### QUÉ SE PIDE
Según el texto sobre Álvaro Carrillo, ¿qué tema compuso primero y en qué año?

Lo amé perdidamente, con locura y terquedad. Nuestro amor se alimentó de promesas, besos y mezcal. A nosotros nos unió Oaxaca, entre las calles, la cantera y el silencio cómplice de los templos se fue tejiendo una historia que terminó mal.

No aprendí a odiarlo, no pude olvidarlo. Dicen los que saben que el mezcal amarra y amarra bien, que para todo mal mezcal y para todo bien, también. Pero que si se trata de penas del corazón entonces hay que recurrir a algo más profundo y efectivo; hay que dejar que la música se encargue de los abatidos.

¡Álvaro! Poeta consumado, autor de amores que no hallan fin y que de boca en boca se van cantando. Oriundo de la Costa Chica, Carrillo nació un dos de diciembre de hace 96 años, en 1940 compuso su primer tema, Celia.

Ahondar en detalles me parece –de momento- innecesario, basta decir que un buen día se decidió a ser compositor de tiempo completo y así nació el mítico e inigualable Álvaro Carrillo que conquistó al mundo con sus canciones y que dotó a Pinotepa de su inigualable chilena.

Octavio Paz, admirador del compositor, dijo alguna vez que “plenilunada” debía ser considerada la contribución de Álvaro a la poesía mexicana. La palabra no existía antes de él, después de él se convirtió en todo. Esa era la magia de Álvaro Carrillo, su capacidad de crear, de convertir las palabras en versos que evocaban y movían sentimientos

Carrillo vive, respira, perdura y se vuelve eterno, la majestuosidad de sus composiciones conquista a propios y extraños. No hay historia que no encuentre lugar entre sus canciones, entre una voz cantando “El andariego”, “Orgullo”, “¿Se te olvida?”, “Amor mío”, “Luz de luna” y “Sabor a mí”, por mencionar algunas.

Álvaro Carrillo es Oaxaca, es el amor en Oaxaca, el dolor en Oaxaca. Su música toca el alma, nos traspasa, nos transporta, nos recuerda, nos eleva y nos desgarra. En ella encontramos motivo y consuelo; nos recuerda que hay ausencias que triunfan y amores que no conocen final. Y así, de verso en verso, de tanto en tanto, con su música volvemos a ilusionarnos, a creer que el amor perdura pese al paso del tiempo.

Y con el sentimiento a flor de piel a veces nos da por cantarle a los amores ingratos, “Pero allá tal como aquí, en la boca llevarás sabor a mí.”

### EXTRACTOS DE ENTRADAS
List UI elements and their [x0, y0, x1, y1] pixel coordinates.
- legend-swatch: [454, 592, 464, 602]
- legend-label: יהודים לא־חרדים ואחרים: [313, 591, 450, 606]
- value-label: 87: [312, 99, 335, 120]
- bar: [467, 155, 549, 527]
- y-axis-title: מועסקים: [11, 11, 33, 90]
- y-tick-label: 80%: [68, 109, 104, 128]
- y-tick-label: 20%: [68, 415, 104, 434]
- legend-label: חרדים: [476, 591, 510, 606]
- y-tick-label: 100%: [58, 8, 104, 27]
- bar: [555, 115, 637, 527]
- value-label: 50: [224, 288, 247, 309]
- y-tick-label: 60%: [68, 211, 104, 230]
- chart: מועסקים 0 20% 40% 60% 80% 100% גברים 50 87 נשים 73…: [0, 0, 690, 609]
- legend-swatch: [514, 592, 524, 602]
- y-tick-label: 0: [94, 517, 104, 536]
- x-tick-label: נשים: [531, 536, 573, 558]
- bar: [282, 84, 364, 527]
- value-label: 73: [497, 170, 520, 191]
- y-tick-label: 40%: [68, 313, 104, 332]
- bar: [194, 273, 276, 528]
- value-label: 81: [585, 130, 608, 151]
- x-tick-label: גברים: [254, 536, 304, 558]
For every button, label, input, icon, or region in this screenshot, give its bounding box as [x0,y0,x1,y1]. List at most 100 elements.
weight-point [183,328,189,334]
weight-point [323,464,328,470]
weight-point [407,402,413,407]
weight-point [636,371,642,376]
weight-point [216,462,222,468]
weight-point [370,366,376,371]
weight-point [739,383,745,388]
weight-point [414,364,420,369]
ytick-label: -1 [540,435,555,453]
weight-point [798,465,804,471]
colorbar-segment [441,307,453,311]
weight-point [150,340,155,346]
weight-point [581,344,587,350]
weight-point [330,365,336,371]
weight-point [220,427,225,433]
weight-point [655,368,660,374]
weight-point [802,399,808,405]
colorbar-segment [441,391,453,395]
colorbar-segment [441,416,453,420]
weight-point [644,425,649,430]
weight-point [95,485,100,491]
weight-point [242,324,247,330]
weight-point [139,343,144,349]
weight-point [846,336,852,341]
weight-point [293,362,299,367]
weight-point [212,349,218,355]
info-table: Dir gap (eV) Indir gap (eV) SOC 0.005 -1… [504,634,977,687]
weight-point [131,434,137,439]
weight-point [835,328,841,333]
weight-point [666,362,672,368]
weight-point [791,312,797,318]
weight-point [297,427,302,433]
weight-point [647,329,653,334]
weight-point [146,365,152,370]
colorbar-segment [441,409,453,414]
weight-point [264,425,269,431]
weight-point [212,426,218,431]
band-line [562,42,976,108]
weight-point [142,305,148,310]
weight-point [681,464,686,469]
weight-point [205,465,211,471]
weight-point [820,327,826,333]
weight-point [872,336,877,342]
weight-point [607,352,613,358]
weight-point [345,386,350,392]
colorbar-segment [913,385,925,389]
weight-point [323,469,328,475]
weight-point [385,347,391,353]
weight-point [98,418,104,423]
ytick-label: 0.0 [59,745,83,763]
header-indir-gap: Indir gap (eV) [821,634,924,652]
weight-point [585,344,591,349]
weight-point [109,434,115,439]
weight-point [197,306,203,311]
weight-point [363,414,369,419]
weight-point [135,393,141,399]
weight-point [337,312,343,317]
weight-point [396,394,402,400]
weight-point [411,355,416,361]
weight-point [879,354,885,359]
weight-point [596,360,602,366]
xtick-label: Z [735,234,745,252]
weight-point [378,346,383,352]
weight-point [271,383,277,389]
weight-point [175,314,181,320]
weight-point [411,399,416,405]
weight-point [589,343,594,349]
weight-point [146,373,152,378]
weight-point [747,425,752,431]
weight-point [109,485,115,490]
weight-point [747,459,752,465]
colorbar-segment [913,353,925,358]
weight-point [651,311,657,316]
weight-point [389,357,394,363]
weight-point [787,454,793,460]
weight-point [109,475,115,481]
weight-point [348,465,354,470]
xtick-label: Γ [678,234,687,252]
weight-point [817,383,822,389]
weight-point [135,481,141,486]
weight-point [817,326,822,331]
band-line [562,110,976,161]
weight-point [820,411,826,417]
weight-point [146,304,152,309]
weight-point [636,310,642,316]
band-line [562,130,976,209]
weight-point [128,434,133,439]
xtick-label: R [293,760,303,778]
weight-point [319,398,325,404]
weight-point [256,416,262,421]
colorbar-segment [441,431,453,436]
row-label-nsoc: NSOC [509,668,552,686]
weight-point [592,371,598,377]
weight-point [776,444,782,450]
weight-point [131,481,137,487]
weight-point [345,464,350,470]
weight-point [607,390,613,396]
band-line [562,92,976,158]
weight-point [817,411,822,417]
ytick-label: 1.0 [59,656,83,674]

### RESPUESTA
Celia, en 1940.